• TEXT SECTION:
##############################
Corollary 4 (Lang-Weil bound, alternate form) Let {V} be a variety of complexity at most {M}. Then one has

\displaystyle  |V(F)| = (c(V) + O_M(|F|^{-1/2})) |F|^{\hbox{dim}(V)}

where {c(V)} is the number of top-dimensional components of {V} (i.e. geometrically irreducible components of {V} of dimension {\hbox{dim}(V)}) that are definable over {F}, or equivalently are invariant with respect to the Frobenius endomorphism {x \mapsto x^{|F|}} that defines {F}.

Proof: By breaking up a general variety {V} into components (and using Lemma 1 to dispose of any lower-dimensional components), it suffices to establish this claim when {V} is itself geometrically irreducible. If {V} is definable over {F}, the claim follows from Theorem 2. If {V} is not definable over {F}, then it is not fixed by the Frobenius endomorphism {Frob} (since otherwise one could produce a set of defining polynomials that were fixed by Frobenius and thus defined over {F} by using some canonical basis (such as a reduced Grobner basis) for the associated ideal), and so {V \cap Frob(V)} has strictly smaller dimension than {V}. But {V \cap Frob(V)} captures all the {F}-points of {V}, so in this case the claim follows from Lemma 1. \Box

Note that if {V} is reducible but is itself defined over {F}, then the Frobenius endomorphism preserves {V} itself, but may permute the components of {V} around. In this case, {c(V)} is the number of fixed points of this permutation action of Frobenius on the components. In particular, {c(V)} is always a natural number between {0} and {O_M(1)}; thus we see that regardless of the geometry of {V}, the normalised count {|V(F)|/|F|^{\hbox{dim}(V)}} is asymptotically restricted to a bounded range of natural numbers (in the regime where the complexity stays bounded and {|F|} goes to infinity).

Example 1 Consider the variety

\displaystyle  V := \{ (x,y) \in \overline{F}^2: x^2 - ay^2 = 0 \}

for some non-zero parameter {a \in F}. Geometrically (by which we basically mean “when viewed over the algebraically closed field {\overline{F}}“), this is the union of two lines, with slopes corresponding to the two square roots of {a}. If {a} is a quadratic residue, then both of these lines are defined over {F}, and are fixed by Frobenius, and {c(V) = 2} in this case. If {a} is not a quadratic residue, then the lines are not defined over {F}, and the Frobenius automorphism permutes the two lines while preserving {V} as a whole, giving {c(V)=0} in this case.
##############################
• RECORDED DATA:

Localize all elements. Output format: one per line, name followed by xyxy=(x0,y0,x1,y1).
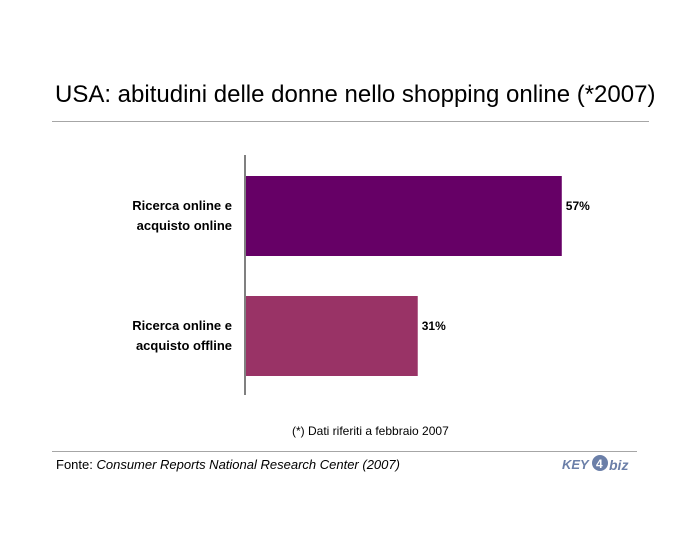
##############################
• DO THIS: Can you copy verbatim the part of the Lang-Weil bound text from "Note that if" to "goes to infinity)."?

• ANSWER TO THIS EXERCISE:
Note that if {V} is reducible but is itself defined over {F}, then the Frobenius endomorphism preserves {V} itself, but may permute the components of {V} around. In this case, {c(V)} is the number of fixed points of this permutation action of Frobenius on the components. In particular, {c(V)} is always a natural number between {0} and {O_M(1)}; thus we see that regardless of the geometry of {V}, the normalised count {|V(F)|/|F|^{\hbox{dim}(V)}} is asymptotically restricted to a bounded range of natural numbers (in the regime where the complexity stays bounded and {|F|} goes to infinity).